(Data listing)
_ _ _ _

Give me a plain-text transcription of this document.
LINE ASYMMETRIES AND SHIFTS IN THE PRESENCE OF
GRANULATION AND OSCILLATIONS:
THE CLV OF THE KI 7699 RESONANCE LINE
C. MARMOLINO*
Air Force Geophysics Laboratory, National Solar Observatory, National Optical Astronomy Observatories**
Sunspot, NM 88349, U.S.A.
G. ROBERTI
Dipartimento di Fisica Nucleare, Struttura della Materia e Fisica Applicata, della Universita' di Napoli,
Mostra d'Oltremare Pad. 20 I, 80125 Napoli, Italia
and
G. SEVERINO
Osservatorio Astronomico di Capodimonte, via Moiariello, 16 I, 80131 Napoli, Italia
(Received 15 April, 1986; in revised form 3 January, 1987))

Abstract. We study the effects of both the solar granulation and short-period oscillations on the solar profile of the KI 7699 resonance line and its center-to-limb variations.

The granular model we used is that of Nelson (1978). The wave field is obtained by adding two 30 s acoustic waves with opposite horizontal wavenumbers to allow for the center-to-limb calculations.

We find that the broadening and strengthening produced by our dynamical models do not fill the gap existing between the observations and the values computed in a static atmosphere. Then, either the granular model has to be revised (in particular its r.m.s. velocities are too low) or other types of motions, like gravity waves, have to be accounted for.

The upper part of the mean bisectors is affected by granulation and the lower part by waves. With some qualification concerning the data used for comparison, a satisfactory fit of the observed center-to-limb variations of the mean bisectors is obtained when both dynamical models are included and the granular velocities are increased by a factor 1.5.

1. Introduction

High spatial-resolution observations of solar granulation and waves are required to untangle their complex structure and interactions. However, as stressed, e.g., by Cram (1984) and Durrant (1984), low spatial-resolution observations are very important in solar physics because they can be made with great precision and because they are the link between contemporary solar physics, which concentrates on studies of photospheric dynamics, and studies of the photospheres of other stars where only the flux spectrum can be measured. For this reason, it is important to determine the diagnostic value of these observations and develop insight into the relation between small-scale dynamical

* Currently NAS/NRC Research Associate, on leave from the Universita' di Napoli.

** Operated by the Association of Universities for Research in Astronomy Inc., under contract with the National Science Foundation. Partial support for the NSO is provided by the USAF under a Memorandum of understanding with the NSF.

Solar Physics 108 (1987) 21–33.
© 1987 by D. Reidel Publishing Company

_ _ _ _

Stated exercise ::
Gather every line from the entries above where the word "that" appears, and copy them.

Exercise result ::
The granular model we used is that of Nelson (1978). The wave field is obtained by adding two 30 s acoustic waves with opposite horizontal wavenumbers to allow for the center-to-limb calculations.
We find that the broadening and strengthening produced by our dynamical models do not fill the gap existing between the observations and the values computed in a static atmosphere. Then, either the granular model has to be revised (in particular its r.m.s. velocities are too low) or other types of motions, like gravity waves, have to be accounted for.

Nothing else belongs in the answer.